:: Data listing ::

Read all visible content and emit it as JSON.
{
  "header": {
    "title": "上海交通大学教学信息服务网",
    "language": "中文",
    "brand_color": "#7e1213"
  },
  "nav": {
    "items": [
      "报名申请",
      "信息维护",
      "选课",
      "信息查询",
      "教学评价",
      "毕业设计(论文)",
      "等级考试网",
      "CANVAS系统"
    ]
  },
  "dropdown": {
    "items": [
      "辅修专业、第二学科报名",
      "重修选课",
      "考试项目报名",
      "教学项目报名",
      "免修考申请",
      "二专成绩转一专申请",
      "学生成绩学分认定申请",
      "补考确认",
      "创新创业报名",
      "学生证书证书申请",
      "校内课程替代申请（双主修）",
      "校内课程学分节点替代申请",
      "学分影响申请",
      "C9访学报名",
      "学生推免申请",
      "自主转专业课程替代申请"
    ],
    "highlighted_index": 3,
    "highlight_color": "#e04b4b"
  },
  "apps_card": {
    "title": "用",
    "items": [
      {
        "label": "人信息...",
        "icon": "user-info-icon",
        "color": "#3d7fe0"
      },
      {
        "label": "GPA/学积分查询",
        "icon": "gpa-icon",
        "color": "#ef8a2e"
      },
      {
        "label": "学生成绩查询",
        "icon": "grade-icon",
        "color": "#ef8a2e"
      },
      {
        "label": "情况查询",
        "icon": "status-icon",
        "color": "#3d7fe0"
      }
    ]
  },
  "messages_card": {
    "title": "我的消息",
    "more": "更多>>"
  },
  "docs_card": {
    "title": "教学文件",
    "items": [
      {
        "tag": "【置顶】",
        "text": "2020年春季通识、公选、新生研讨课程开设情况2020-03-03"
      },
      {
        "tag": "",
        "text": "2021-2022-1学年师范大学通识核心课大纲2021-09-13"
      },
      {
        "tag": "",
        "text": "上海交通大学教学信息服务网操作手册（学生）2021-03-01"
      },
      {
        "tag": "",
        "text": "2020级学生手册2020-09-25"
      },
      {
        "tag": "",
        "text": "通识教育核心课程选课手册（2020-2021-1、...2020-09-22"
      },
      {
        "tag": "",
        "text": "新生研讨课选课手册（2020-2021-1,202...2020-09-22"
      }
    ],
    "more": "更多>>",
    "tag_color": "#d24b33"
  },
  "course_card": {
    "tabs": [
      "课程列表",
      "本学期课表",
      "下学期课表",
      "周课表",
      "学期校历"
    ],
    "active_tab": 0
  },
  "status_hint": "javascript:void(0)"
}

:: TASK DIRECTIONS ::
Write out every record verbatim.

:: SOLVED PROBLEM ::
Read all visible content and emit it as JSON.
{
  "header": {
    "title": "上海交通大学教学信息服务网",
    "language": "中文",
    "brand_color": "#7e1213"
  },
  "nav": {
    "items": [
      "报名申请",
      "信息维护",
      "选课",
      "信息查询",
      "教学评价",
      "毕业设计(论文)",
      "等级考试网",
      "CANVAS系统"
    ]
  },
  "dropdown": {
    "items": [
      "辅修专业、第二学科报名",
      "重修选课",
      "考试项目报名",
      "教学项目报名",
      "免修考申请",
      "二专成绩转一专申请",
      "学生成绩学分认定申请",
      "补考确认",
      "创新创业报名",
      "学生证书证书申请",
      "校内课程替代申请（双主修）",
      "校内课程学分节点替代申请",
      "学分影响申请",
      "C9访学报名",
      "学生推免申请",
      "自主转专业课程替代申请"
    ],
    "highlighted_index": 3,
    "highlight_color": "#e04b4b"
  },
  "apps_card": {
    "title": "用",
    "items": [
      {
        "label": "人信息...",
        "icon": "user-info-icon",
        "color": "#3d7fe0"
      },
      {
        "label": "GPA/学积分查询",
        "icon": "gpa-icon",
        "color": "#ef8a2e"
      },
      {
        "label": "学生成绩查询",
        "icon": "grade-icon",
        "color": "#ef8a2e"
      },
      {
        "label": "情况查询",
        "icon": "status-icon",
        "color": "#3d7fe0"
      }
    ]
  },
  "messages_card": {
    "title": "我的消息",
    "more": "更多>>"
  },
  "docs_card": {
    "title": "教学文件",
    "items": [
      {
        "tag": "【置顶】",
        "text": "2020年春季通识、公选、新生研讨课程开设情况2020-03-03"
      },
      {
        "tag": "",
        "text": "2021-2022-1学年师范大学通识核心课大纲2021-09-13"
      },
      {
        "tag": "",
        "text": "上海交通大学教学信息服务网操作手册（学生）2021-03-01"
      },
      {
        "tag": "",
        "text": "2020级学生手册2020-09-25"
      },
      {
        "tag": "",
        "text": "通识教育核心课程选课手册（2020-2021-1、...2020-09-22"
      },
      {
        "tag": "",
        "text": "新生研讨课选课手册（2020-2021-1,202...2020-09-22"
      }
    ],
    "more": "更多>>",
    "tag_color": "#d24b33"
  },
  "course_card": {
    "tabs": [
      "课程列表",
      "本学期课表",
      "下学期课表",
      "周课表",
      "学期校历"
    ],
    "active_tab": 0
  },
  "status_hint": "javascript:void(0)"
}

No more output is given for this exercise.